# Start of Dataset

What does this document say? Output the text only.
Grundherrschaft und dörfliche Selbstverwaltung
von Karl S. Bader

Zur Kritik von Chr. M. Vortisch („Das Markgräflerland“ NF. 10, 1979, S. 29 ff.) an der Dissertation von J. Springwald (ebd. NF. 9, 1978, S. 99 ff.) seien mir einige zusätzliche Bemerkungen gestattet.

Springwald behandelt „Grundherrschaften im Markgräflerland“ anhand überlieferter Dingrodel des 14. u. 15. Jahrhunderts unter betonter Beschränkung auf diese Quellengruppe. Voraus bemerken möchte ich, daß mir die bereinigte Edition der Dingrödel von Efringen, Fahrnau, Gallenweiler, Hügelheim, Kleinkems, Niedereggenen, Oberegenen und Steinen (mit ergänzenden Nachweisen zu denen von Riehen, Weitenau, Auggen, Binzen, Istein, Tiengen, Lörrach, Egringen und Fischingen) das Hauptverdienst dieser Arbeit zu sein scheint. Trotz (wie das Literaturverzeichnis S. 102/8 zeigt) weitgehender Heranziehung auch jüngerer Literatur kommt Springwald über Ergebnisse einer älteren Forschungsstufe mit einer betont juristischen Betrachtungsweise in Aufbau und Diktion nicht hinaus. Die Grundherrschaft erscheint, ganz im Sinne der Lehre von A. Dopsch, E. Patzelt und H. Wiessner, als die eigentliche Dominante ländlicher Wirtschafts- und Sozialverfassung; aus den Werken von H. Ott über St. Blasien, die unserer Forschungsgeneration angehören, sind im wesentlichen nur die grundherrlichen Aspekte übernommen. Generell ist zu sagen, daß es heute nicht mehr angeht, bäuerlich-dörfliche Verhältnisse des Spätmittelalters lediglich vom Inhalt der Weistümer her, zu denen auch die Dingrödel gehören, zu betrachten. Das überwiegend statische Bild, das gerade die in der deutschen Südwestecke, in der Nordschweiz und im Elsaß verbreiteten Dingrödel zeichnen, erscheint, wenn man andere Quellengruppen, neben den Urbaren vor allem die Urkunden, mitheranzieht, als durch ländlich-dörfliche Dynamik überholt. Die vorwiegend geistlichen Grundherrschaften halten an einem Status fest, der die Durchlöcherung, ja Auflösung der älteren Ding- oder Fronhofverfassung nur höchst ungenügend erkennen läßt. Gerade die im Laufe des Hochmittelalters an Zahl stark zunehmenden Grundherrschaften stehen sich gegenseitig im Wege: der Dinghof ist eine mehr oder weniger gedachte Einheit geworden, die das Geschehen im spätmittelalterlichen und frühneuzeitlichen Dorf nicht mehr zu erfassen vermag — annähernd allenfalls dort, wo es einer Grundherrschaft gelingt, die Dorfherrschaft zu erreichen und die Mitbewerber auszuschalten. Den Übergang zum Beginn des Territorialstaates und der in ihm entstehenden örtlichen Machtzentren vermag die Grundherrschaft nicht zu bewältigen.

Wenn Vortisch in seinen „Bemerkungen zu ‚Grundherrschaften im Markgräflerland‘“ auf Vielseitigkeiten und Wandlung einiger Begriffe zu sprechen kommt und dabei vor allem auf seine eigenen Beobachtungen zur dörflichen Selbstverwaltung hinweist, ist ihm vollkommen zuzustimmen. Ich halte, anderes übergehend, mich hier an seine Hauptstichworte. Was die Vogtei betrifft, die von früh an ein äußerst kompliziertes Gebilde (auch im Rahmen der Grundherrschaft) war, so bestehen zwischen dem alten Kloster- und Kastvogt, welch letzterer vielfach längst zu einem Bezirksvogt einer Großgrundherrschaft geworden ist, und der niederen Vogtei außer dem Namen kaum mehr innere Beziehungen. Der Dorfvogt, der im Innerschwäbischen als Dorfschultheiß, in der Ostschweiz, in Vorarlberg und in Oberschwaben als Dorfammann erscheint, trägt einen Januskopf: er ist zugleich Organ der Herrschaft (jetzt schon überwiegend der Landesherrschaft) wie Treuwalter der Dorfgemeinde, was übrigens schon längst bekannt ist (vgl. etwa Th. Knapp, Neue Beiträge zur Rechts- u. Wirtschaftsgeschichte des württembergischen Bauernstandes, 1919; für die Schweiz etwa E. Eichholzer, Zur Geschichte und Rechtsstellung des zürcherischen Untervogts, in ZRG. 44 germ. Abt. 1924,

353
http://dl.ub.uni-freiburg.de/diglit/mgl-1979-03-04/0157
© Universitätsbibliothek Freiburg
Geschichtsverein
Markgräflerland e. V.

# End of Dataset

**Stated goal:**
Check the data for the word "Bemerkungen" and pull out the lines that have it.

**Output of the task:**
Zur Kritik von Chr. M. Vortisch („Das Markgräflerland“ NF. 10, 1979, S. 29 ff.) an der Dissertation von J. Springwald (ebd. NF. 9, 1978, S. 99 ff.) seien mir einige zusätzliche Bemerkungen gestattet.
Wenn Vortisch in seinen „Bemerkungen zu ‚Grundherrschaften im Markgräflerland‘“ auf Vielseitigkeiten und Wandlung einiger Begriffe zu sprechen kommt und dabei vor allem auf seine eigenen Beobachtungen zur dörflichen Selbstverwaltung hinweist, ist ihm vollkommen zuzustimmen. Ich halte, anderes übergehend, mich hier an seine Hauptstichworte. Was die Vogtei betrifft, die von früh an ein äußerst kompliziertes Gebilde (auch im Rahmen der Grundherrschaft) war, so bestehen zwischen dem alten Kloster- und Kastvogt, welch letzterer vielfach längst zu einem Bezirksvogt einer Großgrundherrschaft geworden ist, und der niederen Vogtei außer dem Namen kaum mehr innere Beziehungen. Der Dorfvogt, der im Innerschwäbischen als Dorfschultheiß, in der Ostschweiz, in Vorarlberg und in Oberschwaben als Dorfammann erscheint, trägt einen Januskopf: er ist zugleich Organ der Herrschaft (jetzt schon überwiegend der Landesherrschaft) wie Treuwalter der Dorfgemeinde, was übrigens schon längst bekannt ist (vgl. etwa Th. Knapp, Neue Beiträge zur Rechts- u. Wirtschaftsgeschichte des württembergischen Bauernstandes, 1919; für die Schweiz etwa E. Eichholzer, Zur Geschichte und Rechtsstellung des zürcherischen Untervogts, in ZRG. 44 germ. Abt. 1924,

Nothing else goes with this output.